#### MATERIAL SHOWN:
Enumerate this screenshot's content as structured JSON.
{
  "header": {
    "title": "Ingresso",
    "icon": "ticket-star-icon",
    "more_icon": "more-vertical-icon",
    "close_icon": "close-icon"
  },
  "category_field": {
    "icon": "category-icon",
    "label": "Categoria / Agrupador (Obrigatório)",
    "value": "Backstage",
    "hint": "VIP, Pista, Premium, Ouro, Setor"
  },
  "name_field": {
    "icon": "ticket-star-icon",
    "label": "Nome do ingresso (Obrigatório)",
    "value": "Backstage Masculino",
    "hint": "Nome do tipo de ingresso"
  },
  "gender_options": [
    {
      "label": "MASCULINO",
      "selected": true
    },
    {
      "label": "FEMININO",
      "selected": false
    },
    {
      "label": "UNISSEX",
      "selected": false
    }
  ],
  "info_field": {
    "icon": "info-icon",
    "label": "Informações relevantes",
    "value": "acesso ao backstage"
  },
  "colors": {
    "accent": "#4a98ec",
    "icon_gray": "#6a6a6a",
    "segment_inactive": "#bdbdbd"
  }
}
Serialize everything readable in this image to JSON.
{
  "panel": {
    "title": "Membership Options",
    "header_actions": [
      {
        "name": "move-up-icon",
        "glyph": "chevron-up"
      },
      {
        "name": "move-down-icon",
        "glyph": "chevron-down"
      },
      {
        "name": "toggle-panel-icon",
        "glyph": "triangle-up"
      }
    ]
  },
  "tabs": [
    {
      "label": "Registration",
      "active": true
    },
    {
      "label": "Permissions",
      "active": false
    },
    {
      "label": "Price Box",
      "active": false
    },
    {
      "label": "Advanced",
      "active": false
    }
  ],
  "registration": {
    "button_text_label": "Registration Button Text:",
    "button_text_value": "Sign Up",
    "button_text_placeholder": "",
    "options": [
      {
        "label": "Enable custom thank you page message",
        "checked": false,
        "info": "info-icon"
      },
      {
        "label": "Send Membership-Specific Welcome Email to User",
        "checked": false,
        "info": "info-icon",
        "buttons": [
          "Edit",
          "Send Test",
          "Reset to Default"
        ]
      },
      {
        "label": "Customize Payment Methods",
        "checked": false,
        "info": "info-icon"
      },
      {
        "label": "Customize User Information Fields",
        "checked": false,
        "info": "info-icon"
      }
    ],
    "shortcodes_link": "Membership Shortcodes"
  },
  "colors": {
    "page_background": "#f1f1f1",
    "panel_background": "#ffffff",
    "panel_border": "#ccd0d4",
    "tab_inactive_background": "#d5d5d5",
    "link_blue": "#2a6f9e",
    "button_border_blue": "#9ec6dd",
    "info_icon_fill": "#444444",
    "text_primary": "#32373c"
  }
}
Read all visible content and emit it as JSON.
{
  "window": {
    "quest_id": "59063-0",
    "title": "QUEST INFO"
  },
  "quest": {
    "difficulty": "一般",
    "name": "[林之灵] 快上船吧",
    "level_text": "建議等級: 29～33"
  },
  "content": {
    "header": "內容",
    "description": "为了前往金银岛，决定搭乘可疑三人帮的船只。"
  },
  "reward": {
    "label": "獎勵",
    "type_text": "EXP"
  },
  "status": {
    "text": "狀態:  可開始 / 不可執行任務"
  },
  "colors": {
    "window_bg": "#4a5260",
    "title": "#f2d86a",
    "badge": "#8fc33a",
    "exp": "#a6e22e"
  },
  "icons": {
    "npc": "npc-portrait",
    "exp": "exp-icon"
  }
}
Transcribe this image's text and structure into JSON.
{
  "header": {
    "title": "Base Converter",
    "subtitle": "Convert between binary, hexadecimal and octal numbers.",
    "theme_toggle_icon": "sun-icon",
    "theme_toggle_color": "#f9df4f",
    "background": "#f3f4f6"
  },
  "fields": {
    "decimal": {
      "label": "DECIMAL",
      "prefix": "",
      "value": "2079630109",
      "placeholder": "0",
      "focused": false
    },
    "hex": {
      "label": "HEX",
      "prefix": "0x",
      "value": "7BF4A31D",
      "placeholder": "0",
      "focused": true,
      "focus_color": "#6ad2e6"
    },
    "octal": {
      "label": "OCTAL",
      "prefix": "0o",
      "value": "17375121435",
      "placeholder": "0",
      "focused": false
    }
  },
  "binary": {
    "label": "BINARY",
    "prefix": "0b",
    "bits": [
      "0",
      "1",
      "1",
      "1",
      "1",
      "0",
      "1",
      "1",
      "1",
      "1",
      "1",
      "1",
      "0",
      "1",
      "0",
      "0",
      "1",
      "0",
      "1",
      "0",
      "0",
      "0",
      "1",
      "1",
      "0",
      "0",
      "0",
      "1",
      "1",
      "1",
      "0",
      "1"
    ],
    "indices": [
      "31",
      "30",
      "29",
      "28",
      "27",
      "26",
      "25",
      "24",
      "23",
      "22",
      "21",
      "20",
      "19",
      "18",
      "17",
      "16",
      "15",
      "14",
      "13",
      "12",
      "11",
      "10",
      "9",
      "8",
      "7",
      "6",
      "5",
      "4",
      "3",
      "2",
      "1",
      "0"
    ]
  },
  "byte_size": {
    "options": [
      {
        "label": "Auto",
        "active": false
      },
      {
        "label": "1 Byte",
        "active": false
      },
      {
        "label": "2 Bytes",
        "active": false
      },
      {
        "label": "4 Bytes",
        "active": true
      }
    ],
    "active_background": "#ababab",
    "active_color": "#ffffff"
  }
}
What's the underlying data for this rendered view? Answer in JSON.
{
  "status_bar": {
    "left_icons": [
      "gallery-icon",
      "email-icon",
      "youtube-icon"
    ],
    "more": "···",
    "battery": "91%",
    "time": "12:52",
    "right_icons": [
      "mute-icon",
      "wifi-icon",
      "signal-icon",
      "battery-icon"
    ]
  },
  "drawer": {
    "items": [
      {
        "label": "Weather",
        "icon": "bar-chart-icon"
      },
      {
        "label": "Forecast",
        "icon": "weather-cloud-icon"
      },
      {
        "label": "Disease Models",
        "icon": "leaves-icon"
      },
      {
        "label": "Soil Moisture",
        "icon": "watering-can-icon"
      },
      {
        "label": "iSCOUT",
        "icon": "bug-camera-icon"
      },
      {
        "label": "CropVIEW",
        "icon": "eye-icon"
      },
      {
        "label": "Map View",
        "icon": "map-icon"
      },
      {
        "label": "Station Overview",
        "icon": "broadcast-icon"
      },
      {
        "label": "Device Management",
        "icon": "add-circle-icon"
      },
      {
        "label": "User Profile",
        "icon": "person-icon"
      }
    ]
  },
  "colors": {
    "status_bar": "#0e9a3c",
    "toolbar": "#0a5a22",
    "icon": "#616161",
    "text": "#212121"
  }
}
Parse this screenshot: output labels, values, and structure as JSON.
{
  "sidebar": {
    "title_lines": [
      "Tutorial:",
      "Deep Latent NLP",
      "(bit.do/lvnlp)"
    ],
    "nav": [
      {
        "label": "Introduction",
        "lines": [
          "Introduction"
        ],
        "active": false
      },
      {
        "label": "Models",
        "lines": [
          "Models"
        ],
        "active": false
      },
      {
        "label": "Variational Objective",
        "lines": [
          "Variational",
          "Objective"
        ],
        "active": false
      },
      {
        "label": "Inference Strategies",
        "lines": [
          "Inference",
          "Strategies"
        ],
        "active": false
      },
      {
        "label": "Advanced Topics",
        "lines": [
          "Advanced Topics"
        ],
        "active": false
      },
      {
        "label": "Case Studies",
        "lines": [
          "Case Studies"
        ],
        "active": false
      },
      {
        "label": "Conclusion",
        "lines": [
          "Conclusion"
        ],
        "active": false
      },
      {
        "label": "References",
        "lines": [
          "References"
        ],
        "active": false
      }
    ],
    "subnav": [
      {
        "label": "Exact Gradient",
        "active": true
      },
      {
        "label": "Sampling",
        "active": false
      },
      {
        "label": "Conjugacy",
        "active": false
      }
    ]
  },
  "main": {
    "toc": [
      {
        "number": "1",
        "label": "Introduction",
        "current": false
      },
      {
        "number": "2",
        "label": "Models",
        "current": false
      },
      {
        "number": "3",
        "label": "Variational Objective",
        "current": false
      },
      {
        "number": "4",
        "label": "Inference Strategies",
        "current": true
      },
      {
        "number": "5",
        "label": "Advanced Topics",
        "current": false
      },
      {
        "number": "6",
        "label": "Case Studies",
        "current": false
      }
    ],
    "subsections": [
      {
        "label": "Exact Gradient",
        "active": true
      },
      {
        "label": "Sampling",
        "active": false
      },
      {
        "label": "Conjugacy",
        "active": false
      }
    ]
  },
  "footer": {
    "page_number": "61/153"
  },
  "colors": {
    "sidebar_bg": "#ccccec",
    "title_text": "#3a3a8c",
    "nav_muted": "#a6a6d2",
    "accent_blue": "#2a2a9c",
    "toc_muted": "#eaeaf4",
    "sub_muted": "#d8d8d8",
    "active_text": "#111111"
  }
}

#### WHAT THE TASK ASKS:
Extract all lines from the material above that include the word "Advanced".

#### SOLVED EXERCISE:
      "label": "Advanced",
        "label": "Advanced Topics",
          "Advanced Topics"
        "label": "Advanced Topics",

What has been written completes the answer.